Stored records
%%
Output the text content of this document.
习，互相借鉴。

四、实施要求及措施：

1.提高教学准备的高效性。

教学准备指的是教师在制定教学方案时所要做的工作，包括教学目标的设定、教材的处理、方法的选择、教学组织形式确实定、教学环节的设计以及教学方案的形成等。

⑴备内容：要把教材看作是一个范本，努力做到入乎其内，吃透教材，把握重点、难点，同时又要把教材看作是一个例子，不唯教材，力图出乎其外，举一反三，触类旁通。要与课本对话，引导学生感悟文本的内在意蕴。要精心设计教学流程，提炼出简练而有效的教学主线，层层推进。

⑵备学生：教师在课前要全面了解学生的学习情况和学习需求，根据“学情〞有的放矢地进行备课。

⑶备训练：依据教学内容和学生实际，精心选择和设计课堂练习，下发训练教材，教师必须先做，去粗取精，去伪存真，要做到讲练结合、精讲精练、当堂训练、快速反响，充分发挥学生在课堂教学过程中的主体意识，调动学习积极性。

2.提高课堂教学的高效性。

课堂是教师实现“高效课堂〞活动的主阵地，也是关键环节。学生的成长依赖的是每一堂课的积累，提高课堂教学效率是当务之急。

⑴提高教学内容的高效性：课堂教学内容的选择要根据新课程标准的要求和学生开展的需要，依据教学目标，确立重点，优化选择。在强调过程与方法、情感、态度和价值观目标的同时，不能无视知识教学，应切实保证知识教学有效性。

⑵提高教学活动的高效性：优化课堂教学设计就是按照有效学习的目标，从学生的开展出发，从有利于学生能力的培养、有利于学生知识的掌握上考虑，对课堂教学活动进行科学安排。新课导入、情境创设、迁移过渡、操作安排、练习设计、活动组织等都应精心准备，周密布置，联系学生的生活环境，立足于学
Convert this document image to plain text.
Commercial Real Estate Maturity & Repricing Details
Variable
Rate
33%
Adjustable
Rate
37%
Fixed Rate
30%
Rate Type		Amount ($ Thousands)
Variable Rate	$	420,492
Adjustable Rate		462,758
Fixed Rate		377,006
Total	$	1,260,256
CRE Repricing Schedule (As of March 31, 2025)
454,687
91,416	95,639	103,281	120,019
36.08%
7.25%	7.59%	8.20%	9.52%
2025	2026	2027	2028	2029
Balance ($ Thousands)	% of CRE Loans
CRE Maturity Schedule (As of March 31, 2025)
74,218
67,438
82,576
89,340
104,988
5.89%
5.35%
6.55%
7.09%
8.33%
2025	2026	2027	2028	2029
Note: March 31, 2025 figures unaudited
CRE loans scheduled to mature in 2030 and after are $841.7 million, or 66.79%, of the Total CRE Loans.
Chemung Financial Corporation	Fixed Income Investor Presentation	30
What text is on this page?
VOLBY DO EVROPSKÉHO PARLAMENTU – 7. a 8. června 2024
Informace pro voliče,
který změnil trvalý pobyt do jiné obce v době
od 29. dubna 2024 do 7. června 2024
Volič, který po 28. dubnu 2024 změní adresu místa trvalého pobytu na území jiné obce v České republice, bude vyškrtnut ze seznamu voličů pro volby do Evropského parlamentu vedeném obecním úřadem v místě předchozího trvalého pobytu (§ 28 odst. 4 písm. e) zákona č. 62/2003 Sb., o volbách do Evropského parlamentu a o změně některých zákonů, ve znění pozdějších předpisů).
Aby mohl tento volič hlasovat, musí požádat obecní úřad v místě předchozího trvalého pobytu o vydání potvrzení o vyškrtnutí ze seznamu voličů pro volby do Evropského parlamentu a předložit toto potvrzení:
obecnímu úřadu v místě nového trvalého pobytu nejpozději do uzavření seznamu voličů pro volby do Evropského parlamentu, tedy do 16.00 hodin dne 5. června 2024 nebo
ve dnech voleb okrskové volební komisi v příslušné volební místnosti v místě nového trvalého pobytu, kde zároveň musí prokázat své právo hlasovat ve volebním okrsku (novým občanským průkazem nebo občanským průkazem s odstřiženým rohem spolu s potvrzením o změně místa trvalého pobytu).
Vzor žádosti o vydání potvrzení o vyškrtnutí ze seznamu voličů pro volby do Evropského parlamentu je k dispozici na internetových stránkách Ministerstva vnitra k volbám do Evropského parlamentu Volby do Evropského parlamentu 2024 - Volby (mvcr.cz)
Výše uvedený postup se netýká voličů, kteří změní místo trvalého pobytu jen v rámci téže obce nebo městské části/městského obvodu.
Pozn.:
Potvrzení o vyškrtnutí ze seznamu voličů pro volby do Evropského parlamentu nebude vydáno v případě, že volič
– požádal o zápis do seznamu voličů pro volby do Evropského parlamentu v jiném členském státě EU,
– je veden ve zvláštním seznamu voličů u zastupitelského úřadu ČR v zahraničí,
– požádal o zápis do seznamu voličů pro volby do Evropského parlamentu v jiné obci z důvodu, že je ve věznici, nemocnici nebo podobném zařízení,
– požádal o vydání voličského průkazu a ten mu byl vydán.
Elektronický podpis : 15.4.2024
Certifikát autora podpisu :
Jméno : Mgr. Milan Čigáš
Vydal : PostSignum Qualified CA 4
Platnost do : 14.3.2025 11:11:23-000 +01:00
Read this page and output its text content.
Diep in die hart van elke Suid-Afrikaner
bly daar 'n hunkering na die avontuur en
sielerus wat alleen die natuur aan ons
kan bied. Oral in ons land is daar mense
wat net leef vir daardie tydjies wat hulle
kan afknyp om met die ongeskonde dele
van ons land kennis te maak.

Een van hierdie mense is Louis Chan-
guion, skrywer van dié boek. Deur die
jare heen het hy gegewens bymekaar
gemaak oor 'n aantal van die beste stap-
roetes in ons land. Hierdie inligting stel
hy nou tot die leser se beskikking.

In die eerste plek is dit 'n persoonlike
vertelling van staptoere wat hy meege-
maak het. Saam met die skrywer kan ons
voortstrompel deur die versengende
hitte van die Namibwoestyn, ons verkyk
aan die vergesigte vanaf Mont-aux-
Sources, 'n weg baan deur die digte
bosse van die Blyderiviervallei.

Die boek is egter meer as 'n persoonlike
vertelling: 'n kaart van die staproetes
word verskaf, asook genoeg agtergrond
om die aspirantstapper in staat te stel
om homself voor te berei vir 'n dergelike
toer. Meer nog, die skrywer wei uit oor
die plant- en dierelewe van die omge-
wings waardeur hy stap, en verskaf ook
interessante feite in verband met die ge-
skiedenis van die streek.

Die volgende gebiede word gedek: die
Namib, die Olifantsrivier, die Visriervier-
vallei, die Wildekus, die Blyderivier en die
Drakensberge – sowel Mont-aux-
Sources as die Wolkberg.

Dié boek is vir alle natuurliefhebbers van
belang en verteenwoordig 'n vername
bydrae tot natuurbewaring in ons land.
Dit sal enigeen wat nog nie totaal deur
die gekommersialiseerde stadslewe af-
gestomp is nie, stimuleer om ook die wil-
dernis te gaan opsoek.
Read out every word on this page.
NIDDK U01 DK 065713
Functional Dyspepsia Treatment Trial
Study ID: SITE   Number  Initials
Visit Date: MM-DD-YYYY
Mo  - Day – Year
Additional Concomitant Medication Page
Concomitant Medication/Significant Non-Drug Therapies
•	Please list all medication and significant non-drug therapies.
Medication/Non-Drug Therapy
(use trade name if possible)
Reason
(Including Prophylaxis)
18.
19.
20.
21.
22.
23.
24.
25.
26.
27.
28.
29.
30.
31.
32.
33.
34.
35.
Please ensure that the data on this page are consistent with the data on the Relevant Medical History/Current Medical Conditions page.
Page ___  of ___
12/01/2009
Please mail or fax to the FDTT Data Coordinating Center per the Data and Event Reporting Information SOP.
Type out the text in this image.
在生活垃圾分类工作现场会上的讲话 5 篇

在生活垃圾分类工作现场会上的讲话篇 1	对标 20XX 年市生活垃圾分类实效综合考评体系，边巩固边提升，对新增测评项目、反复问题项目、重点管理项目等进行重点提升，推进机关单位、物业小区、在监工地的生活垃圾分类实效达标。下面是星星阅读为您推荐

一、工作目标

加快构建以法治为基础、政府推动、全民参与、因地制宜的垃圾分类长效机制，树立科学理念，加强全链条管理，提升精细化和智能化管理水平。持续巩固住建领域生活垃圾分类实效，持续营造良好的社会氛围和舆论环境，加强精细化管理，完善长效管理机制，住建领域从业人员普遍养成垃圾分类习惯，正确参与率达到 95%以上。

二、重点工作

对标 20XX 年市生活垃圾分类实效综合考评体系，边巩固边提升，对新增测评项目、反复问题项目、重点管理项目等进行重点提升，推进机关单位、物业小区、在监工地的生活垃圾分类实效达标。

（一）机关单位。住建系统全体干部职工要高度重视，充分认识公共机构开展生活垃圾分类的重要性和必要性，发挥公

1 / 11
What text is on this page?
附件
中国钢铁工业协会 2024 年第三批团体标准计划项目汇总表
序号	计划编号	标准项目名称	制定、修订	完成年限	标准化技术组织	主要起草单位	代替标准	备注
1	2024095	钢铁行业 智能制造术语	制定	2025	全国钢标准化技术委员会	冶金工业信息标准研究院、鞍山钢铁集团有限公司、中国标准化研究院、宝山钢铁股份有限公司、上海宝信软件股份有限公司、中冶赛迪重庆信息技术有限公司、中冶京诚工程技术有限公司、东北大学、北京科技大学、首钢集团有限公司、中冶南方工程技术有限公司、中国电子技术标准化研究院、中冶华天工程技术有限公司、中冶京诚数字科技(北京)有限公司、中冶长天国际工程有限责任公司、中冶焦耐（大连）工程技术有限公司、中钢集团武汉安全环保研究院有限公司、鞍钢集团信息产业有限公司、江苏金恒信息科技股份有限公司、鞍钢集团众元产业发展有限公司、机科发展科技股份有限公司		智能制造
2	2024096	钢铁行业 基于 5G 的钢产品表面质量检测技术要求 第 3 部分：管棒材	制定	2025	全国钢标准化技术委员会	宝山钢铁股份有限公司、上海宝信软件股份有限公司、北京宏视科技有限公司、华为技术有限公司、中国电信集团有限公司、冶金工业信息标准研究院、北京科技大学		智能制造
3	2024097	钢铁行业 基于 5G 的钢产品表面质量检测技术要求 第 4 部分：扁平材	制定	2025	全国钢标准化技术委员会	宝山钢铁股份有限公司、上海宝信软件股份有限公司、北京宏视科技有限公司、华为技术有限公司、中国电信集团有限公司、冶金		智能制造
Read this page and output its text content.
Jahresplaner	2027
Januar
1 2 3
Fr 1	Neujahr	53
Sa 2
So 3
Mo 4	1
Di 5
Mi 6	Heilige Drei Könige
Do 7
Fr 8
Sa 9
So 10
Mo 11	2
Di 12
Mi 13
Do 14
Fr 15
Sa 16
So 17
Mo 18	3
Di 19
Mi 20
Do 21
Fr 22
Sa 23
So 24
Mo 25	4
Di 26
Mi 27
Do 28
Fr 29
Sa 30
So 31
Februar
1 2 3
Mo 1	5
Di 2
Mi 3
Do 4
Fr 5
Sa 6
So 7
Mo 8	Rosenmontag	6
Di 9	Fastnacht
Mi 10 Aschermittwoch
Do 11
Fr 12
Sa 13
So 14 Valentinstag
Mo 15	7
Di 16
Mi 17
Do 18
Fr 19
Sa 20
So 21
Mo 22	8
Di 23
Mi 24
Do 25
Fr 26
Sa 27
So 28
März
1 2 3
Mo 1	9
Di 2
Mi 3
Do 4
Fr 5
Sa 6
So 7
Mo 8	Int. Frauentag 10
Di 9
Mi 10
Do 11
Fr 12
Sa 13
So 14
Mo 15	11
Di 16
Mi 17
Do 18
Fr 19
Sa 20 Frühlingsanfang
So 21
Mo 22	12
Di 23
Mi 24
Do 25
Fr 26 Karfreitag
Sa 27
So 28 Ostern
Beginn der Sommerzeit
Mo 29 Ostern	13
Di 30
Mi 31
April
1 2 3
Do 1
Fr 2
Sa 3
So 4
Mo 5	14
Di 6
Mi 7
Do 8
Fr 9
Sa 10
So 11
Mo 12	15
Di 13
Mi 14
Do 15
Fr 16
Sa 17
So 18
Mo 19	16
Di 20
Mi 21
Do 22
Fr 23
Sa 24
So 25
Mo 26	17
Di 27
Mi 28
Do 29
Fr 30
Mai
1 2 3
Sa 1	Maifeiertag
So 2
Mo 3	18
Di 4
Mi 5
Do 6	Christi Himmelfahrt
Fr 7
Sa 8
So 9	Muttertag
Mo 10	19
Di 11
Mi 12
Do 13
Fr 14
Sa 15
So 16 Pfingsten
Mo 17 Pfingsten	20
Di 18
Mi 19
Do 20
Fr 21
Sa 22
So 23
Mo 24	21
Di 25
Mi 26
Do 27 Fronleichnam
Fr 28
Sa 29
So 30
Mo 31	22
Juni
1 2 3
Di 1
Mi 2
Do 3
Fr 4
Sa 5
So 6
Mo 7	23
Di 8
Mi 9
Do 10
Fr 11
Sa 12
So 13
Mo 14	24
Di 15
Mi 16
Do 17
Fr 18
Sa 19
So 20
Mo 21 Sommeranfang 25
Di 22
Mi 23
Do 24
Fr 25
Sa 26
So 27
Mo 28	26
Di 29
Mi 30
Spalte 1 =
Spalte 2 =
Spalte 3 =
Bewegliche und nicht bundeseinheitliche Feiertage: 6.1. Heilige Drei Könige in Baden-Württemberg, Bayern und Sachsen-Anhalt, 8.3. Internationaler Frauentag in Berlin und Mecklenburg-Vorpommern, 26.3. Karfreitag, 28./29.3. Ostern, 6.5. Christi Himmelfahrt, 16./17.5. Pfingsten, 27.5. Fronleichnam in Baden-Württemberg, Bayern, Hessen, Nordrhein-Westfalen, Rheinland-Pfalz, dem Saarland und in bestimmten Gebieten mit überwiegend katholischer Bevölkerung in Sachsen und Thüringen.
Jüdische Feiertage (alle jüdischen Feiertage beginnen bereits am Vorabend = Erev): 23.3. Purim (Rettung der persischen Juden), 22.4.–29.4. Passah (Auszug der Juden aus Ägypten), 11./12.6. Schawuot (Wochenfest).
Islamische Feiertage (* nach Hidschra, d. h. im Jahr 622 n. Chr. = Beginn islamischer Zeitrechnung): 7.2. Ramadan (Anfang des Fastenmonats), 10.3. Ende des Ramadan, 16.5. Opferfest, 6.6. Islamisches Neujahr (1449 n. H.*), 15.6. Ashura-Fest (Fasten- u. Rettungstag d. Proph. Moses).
%%
Directions
Using the entries above, state how many lines include the word "Ostern", with no other words.

Solution below
3